### Set exercise
Skip the images and copy each record exactly as written.

(Collection entries)
-----
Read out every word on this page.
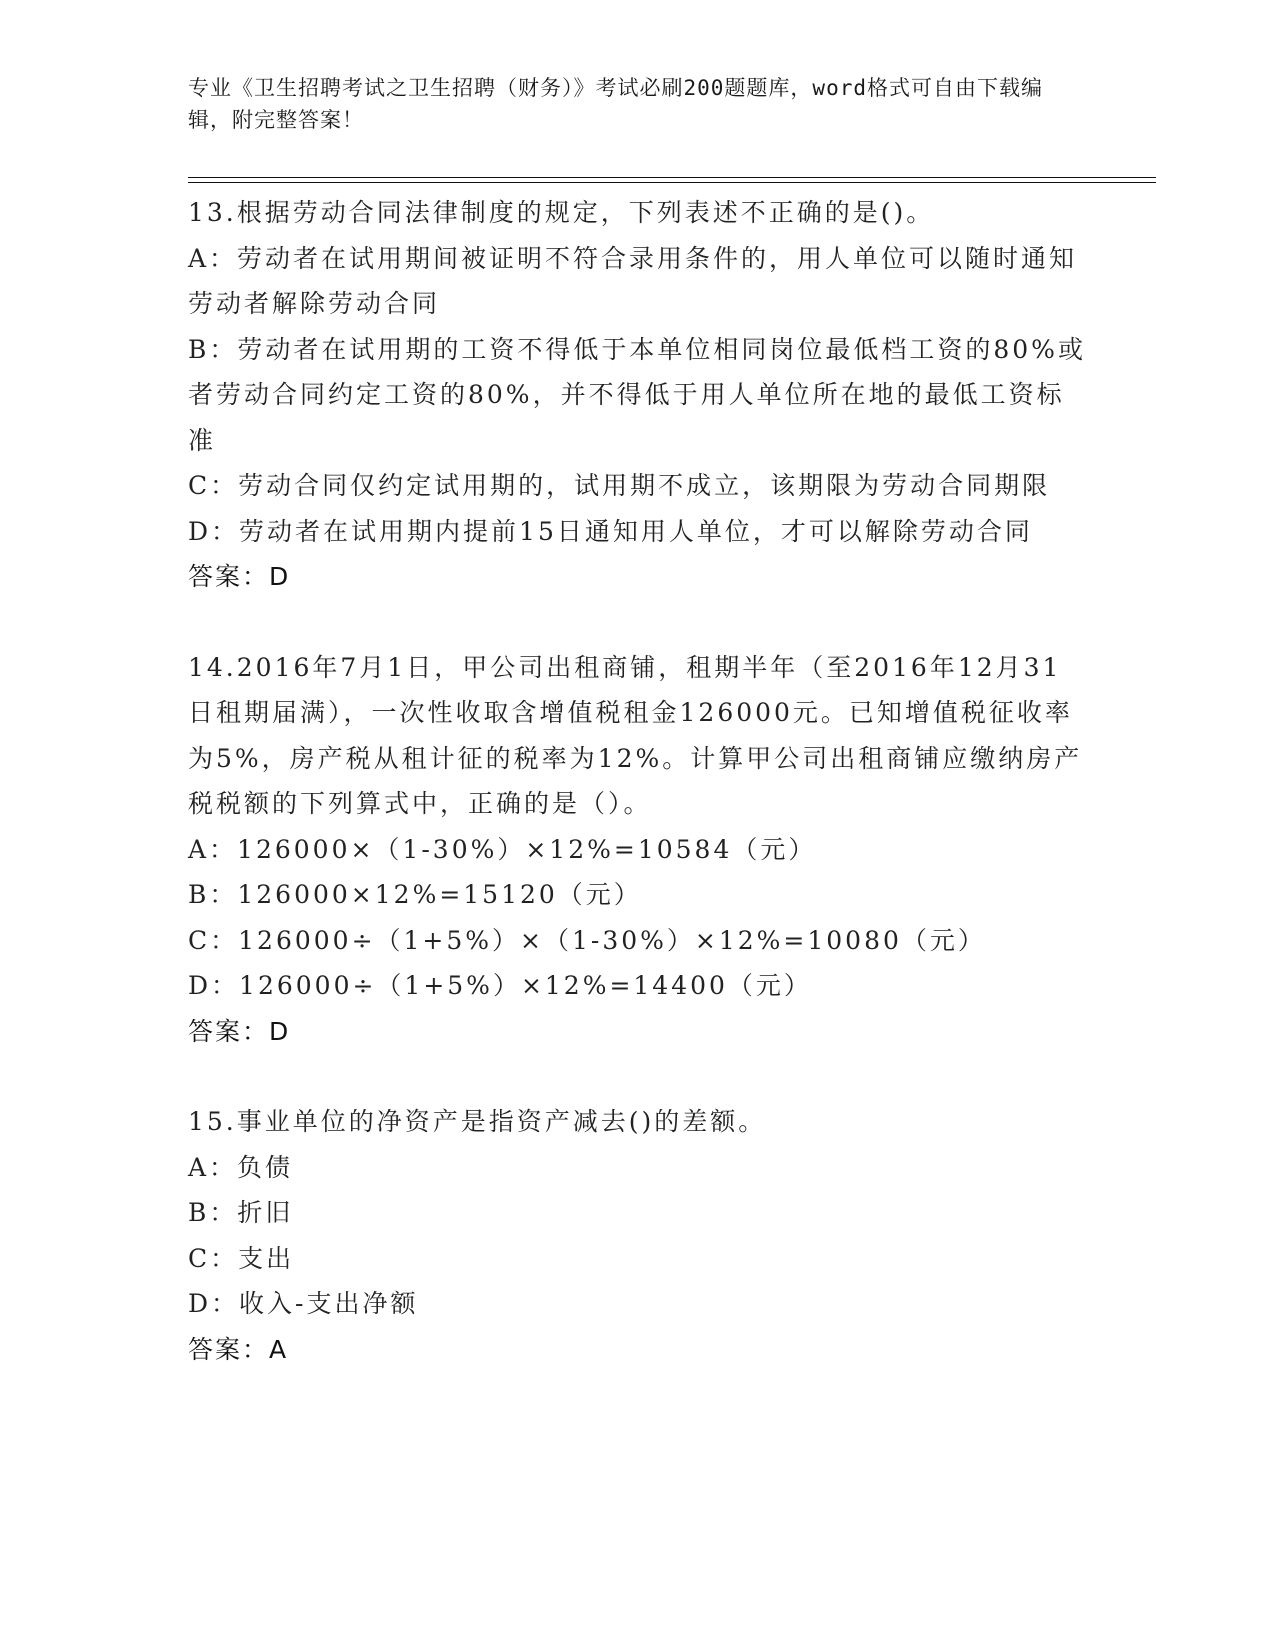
专业《卫生招聘考试之卫生招聘（财务）》考试必刷200题题库，word格式可自由下载编辑，附完整答案！
13.根据劳动合同法律制度的规定，下列表述不正确的是()。
A：劳动者在试用期间被证明不符合录用条件的，用人单位可以随时通知劳动者解除劳动合同
B：劳动者在试用期的工资不得低于本单位相同岗位最低档工资的80%或者劳动合同约定工资的80%，并不得低于用人单位所在地的最低工资标准
C：劳动合同仅约定试用期的，试用期不成立，该期限为劳动合同期限
D：劳动者在试用期内提前15日通知用人单位，才可以解除劳动合同
答案：D
14.2016年7月1日，甲公司出租商铺，租期半年（至2016年12月31日租期届满），一次性收取含增值税租金126000元。已知增值税征收率为5%，房产税从租计征的税率为12%。计算甲公司出租商铺应缴纳房产税税额的下列算式中，正确的是（）。
A：126000×（1-30%）×12%=10584（元）
B：126000×12%=15120（元）
C：126000÷（1+5%）×（1-30%）×12%=10080（元）
D：126000÷（1+5%）×12%=14400（元）
答案：D
15.事业单位的净资产是指资产减去()的差额。
A：负债
B：折旧
C：支出
D：收入-支出净额
答案：A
-----
### Task result
Read out every word on this page.
专业《卫生招聘考试之卫生招聘（财务）》考试必刷200题题库，word格式可自由下载编辑，附完整答案！
13.根据劳动合同法律制度的规定，下列表述不正确的是()。
A：劳动者在试用期间被证明不符合录用条件的，用人单位可以随时通知劳动者解除劳动合同
B：劳动者在试用期的工资不得低于本单位相同岗位最低档工资的80%或者劳动合同约定工资的80%，并不得低于用人单位所在地的最低工资标准
C：劳动合同仅约定试用期的，试用期不成立，该期限为劳动合同期限
D：劳动者在试用期内提前15日通知用人单位，才可以解除劳动合同
答案：D
14.2016年7月1日，甲公司出租商铺，租期半年（至2016年12月31日租期届满），一次性收取含增值税租金126000元。已知增值税征收率为5%，房产税从租计征的税率为12%。计算甲公司出租商铺应缴纳房产税税额的下列算式中，正确的是（）。
A：126000×（1-30%）×12%=10584（元）
B：126000×12%=15120（元）
C：126000÷（1+5%）×（1-30%）×12%=10080（元）
D：126000÷（1+5%）×12%=14400（元）
答案：D
15.事业单位的净资产是指资产减去()的差额。
A：负债
B：折旧
C：支出
D：收入-支出净额
答案：A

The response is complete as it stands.